List every line below containing "Foresight".

— begin —

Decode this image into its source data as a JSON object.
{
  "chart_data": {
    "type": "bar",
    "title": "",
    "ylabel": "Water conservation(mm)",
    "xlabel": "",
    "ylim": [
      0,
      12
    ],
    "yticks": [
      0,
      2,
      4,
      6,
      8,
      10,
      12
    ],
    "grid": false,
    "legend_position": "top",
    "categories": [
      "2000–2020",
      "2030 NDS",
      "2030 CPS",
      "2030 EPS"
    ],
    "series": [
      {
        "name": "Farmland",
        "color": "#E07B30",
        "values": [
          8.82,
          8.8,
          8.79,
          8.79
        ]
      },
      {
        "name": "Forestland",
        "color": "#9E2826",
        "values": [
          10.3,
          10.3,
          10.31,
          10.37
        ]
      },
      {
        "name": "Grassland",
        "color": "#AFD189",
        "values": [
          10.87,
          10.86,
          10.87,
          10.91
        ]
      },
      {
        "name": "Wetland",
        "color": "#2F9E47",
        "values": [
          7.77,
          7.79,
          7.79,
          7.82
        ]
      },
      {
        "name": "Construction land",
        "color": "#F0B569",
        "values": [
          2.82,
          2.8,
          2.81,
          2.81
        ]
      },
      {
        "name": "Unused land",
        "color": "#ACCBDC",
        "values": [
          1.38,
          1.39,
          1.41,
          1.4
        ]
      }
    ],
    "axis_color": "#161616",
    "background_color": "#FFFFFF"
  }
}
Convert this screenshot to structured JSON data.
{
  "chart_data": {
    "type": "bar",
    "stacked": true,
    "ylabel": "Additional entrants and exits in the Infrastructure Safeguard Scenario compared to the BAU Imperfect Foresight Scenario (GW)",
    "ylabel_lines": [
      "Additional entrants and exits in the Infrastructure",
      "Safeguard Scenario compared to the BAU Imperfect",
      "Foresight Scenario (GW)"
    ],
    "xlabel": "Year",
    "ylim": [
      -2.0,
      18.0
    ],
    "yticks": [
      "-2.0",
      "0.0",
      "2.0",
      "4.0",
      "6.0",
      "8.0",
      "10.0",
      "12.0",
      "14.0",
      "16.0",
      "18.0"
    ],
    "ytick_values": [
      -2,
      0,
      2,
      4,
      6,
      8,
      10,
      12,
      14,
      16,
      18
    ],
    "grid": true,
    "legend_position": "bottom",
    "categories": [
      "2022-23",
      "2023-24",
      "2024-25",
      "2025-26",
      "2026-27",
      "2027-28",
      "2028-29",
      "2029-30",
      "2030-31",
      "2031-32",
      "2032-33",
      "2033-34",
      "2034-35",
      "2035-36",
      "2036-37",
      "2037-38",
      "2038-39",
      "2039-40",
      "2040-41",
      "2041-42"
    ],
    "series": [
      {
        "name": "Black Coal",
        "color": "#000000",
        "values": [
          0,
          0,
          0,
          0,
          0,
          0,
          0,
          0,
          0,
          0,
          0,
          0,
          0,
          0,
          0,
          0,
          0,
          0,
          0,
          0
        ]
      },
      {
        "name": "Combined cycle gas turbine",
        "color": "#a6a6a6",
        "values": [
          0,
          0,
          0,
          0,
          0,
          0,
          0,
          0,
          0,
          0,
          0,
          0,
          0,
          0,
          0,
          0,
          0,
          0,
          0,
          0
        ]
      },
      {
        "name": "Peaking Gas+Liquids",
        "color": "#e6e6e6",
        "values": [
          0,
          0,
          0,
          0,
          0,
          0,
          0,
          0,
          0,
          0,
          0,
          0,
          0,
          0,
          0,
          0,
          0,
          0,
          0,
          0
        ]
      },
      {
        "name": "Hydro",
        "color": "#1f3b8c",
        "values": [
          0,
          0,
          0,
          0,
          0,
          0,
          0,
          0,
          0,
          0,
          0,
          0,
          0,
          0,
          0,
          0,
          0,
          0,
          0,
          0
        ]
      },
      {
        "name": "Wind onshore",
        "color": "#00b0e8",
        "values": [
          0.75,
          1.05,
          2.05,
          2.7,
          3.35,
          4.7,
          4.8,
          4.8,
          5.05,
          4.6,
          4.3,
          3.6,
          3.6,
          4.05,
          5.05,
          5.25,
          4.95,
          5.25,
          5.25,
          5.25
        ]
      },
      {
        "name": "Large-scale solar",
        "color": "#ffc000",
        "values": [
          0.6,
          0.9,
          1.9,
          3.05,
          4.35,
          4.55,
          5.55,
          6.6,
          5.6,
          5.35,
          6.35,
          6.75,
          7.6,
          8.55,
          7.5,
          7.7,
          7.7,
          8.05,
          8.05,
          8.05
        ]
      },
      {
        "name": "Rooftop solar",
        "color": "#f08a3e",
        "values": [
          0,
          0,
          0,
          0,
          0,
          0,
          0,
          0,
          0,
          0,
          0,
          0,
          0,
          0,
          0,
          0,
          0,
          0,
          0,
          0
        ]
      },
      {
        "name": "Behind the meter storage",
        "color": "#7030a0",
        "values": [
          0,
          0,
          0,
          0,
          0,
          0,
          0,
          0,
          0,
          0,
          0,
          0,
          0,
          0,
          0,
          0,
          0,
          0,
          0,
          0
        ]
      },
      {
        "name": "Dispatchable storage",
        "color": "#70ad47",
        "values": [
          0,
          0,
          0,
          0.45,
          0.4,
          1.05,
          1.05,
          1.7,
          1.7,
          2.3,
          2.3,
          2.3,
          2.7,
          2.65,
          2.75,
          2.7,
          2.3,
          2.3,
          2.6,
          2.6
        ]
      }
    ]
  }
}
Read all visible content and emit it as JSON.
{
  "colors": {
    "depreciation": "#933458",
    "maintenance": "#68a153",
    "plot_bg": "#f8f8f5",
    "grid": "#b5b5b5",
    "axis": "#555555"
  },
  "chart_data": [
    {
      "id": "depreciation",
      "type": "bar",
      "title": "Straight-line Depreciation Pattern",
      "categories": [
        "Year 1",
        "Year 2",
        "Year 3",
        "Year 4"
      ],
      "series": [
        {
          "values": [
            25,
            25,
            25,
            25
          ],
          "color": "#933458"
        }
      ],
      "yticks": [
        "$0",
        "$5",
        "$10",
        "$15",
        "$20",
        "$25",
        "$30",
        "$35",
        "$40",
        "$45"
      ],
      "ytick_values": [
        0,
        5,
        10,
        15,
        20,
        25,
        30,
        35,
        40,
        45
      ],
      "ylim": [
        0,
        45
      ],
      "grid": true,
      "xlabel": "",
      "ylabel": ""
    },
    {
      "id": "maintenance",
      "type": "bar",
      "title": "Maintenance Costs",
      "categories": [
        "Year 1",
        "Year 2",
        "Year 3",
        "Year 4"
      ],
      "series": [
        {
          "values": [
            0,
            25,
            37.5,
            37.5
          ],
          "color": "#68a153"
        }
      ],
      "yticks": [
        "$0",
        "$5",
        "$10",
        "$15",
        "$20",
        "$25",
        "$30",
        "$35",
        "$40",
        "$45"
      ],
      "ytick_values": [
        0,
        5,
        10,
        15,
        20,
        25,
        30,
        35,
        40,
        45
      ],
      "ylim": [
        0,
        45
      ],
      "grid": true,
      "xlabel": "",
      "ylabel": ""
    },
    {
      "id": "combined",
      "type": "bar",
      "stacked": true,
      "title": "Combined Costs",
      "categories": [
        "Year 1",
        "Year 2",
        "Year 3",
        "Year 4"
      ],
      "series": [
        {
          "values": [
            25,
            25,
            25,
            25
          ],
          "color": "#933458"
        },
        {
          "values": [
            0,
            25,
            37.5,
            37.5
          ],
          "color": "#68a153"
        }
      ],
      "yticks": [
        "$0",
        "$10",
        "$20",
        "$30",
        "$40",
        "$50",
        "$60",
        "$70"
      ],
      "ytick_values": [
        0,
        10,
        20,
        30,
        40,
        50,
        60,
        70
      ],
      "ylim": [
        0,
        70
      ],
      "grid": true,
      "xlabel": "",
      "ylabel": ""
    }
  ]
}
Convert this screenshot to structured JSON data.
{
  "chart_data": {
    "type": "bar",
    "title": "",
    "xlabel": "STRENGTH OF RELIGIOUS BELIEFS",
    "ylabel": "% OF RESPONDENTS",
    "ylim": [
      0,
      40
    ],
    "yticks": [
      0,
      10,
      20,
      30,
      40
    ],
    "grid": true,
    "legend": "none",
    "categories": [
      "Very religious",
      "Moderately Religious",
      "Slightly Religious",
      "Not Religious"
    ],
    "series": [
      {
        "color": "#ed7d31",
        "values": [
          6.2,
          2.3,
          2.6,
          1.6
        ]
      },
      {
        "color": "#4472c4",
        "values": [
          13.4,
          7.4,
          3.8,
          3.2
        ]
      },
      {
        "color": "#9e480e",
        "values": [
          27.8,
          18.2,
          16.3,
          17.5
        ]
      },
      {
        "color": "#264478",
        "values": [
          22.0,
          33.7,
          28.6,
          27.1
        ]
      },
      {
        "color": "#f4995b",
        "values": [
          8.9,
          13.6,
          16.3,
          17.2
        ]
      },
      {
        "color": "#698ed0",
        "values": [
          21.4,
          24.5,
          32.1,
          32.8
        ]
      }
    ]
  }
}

— end —

Result of the task
    "ylabel": "Additional entrants and exits in the Infrastructure Safeguard Scenario compared to the BAU Imperfect Foresight Scenario (GW)",
      "Foresight Scenario (GW)"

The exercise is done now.